* Exercise brief *
Rewrite the material below with every "candle" changed to "candlestick", keeping everything else as it is.

________________

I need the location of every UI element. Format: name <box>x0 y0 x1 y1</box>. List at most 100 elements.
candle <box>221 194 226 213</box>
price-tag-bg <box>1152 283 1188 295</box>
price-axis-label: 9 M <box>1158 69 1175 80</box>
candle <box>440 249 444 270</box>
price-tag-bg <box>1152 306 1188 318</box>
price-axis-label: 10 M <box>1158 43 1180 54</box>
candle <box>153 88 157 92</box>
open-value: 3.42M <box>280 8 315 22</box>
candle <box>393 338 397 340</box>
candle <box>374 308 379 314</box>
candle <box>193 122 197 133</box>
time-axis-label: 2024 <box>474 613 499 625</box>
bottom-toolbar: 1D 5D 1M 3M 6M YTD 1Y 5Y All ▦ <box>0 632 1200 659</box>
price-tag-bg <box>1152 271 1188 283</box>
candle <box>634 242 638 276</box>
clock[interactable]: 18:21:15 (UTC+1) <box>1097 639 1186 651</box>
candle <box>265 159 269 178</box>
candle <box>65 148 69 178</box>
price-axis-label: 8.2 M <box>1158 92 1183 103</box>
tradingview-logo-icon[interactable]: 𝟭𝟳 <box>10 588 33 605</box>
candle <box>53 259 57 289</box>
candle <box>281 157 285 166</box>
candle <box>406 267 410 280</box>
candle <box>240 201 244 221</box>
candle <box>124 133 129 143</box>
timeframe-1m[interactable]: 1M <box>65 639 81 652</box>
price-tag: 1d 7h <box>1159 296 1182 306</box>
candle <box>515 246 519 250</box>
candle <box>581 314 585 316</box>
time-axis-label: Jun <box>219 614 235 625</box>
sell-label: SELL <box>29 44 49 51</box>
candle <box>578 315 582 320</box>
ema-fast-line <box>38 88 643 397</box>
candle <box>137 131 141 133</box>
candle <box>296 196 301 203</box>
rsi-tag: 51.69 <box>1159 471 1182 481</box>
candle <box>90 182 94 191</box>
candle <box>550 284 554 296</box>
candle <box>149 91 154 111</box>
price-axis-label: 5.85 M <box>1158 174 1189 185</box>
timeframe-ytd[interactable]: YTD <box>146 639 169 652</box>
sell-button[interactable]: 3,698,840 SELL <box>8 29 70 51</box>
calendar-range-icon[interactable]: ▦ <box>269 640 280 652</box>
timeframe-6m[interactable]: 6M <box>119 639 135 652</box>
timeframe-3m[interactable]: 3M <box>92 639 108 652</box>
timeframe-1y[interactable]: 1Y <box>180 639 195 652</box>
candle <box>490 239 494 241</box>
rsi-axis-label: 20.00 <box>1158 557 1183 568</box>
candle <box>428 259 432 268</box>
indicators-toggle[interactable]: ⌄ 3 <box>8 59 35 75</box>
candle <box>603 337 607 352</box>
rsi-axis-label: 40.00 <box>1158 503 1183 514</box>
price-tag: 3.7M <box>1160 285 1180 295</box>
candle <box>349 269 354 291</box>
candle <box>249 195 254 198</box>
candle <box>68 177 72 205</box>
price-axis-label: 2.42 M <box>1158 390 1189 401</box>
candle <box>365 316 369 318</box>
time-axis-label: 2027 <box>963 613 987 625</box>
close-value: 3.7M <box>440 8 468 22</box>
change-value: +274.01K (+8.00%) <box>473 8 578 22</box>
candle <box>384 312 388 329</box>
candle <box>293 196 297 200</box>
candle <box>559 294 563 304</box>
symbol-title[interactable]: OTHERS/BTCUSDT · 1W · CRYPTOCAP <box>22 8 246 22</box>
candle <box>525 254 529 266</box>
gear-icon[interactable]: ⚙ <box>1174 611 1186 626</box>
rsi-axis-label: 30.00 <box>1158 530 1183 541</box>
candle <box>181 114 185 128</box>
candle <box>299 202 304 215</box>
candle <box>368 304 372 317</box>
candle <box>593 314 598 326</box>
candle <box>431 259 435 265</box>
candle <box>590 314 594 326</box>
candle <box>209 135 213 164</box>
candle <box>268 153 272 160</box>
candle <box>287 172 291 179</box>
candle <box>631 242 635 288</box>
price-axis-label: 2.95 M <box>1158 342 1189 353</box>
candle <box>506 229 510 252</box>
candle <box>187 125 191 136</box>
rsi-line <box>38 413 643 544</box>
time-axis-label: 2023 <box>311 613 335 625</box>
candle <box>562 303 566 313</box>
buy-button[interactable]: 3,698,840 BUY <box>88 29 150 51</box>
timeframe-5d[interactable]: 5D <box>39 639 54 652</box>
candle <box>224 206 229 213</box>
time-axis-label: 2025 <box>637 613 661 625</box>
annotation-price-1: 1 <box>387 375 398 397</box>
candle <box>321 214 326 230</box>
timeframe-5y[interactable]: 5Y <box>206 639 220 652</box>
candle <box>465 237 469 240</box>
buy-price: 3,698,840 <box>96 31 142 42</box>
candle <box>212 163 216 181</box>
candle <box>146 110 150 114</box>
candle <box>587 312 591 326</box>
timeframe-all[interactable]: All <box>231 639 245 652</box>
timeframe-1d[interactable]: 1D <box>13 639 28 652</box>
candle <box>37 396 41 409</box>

________________

* The response *
I need the location of every UI element. Format: name <box>x0 y0 x1 y1</box>. List at most 100 elements.
candlestick <box>221 194 226 213</box>
price-tag-bg <box>1152 283 1188 295</box>
price-axis-label: 9 M <box>1158 69 1175 80</box>
candlestick <box>440 249 444 270</box>
price-tag-bg <box>1152 306 1188 318</box>
price-axis-label: 10 M <box>1158 43 1180 54</box>
candlestick <box>153 88 157 92</box>
open-value: 3.42M <box>280 8 315 22</box>
candlestick <box>393 338 397 340</box>
candlestick <box>374 308 379 314</box>
candlestick <box>193 122 197 133</box>
time-axis-label: 2024 <box>474 613 499 625</box>
bottom-toolbar: 1D 5D 1M 3M 6M YTD 1Y 5Y All ▦ <box>0 632 1200 659</box>
price-tag-bg <box>1152 271 1188 283</box>
candlestick <box>634 242 638 276</box>
clock[interactable]: 18:21:15 (UTC+1) <box>1097 639 1186 651</box>
candlestick <box>265 159 269 178</box>
candlestick <box>65 148 69 178</box>
price-axis-label: 8.2 M <box>1158 92 1183 103</box>
tradingview-logo-icon[interactable]: 𝟭𝟳 <box>10 588 33 605</box>
candlestick <box>53 259 57 289</box>
candlestick <box>281 157 285 166</box>
candlestick <box>406 267 410 280</box>
candlestick <box>240 201 244 221</box>
candlestick <box>124 133 129 143</box>
timeframe-1m[interactable]: 1M <box>65 639 81 652</box>
price-tag: 1d 7h <box>1159 296 1182 306</box>
candlestick <box>515 246 519 250</box>
candlestick <box>581 314 585 316</box>
time-axis-label: Jun <box>219 614 235 625</box>
sell-label: SELL <box>29 44 49 51</box>
candlestick <box>578 315 582 320</box>
ema-fast-line <box>38 88 643 397</box>
candlestick <box>137 131 141 133</box>
candlestick <box>296 196 301 203</box>
rsi-tag: 51.69 <box>1159 471 1182 481</box>
candlestick <box>90 182 94 191</box>
candlestick <box>550 284 554 296</box>
candlestick <box>149 91 154 111</box>
price-axis-label: 5.85 M <box>1158 174 1189 185</box>
timeframe-ytd[interactable]: YTD <box>146 639 169 652</box>
sell-button[interactable]: 3,698,840 SELL <box>8 29 70 51</box>
calendar-range-icon[interactable]: ▦ <box>269 640 280 652</box>
timeframe-6m[interactable]: 6M <box>119 639 135 652</box>
timeframe-3m[interactable]: 3M <box>92 639 108 652</box>
timeframe-1y[interactable]: 1Y <box>180 639 195 652</box>
candlestick <box>490 239 494 241</box>
rsi-axis-label: 20.00 <box>1158 557 1183 568</box>
candlestick <box>428 259 432 268</box>
indicators-toggle[interactable]: ⌄ 3 <box>8 59 35 75</box>
candlestick <box>603 337 607 352</box>
rsi-axis-label: 40.00 <box>1158 503 1183 514</box>
price-tag: 3.7M <box>1160 285 1180 295</box>
candlestick <box>349 269 354 291</box>
candlestick <box>249 195 254 198</box>
candlestick <box>68 177 72 205</box>
price-axis-label: 2.42 M <box>1158 390 1189 401</box>
candlestick <box>365 316 369 318</box>
time-axis-label: 2027 <box>963 613 987 625</box>
close-value: 3.7M <box>440 8 468 22</box>
change-value: +274.01K (+8.00%) <box>473 8 578 22</box>
candlestick <box>384 312 388 329</box>
candlestick <box>293 196 297 200</box>
candlestick <box>559 294 563 304</box>
symbol-title[interactable]: OTHERS/BTCUSDT · 1W · CRYPTOCAP <box>22 8 246 22</box>
candlestick <box>525 254 529 266</box>
gear-icon[interactable]: ⚙ <box>1174 611 1186 626</box>
rsi-axis-label: 30.00 <box>1158 530 1183 541</box>
candlestick <box>181 114 185 128</box>
candlestick <box>299 202 304 215</box>
candlestick <box>368 304 372 317</box>
candlestick <box>593 314 598 326</box>
candlestick <box>431 259 435 265</box>
candlestick <box>590 314 594 326</box>
candlestick <box>209 135 213 164</box>
candlestick <box>268 153 272 160</box>
candlestick <box>287 172 291 179</box>
candlestick <box>631 242 635 288</box>
price-axis-label: 2.95 M <box>1158 342 1189 353</box>
candlestick <box>506 229 510 252</box>
candlestick <box>187 125 191 136</box>
rsi-line <box>38 413 643 544</box>
time-axis-label: 2023 <box>311 613 335 625</box>
candlestick <box>562 303 566 313</box>
buy-button[interactable]: 3,698,840 BUY <box>88 29 150 51</box>
timeframe-5d[interactable]: 5D <box>39 639 54 652</box>
candlestick <box>224 206 229 213</box>
time-axis-label: 2025 <box>637 613 661 625</box>
annotation-price-1: 1 <box>387 375 398 397</box>
candlestick <box>321 214 326 230</box>
timeframe-5y[interactable]: 5Y <box>206 639 220 652</box>
candlestick <box>465 237 469 240</box>
buy-price: 3,698,840 <box>96 31 142 42</box>
candlestick <box>212 163 216 181</box>
candlestick <box>146 110 150 114</box>
candlestick <box>587 312 591 326</box>
timeframe-all[interactable]: All <box>231 639 245 652</box>
timeframe-1d[interactable]: 1D <box>13 639 28 652</box>
candlestick <box>37 396 41 409</box>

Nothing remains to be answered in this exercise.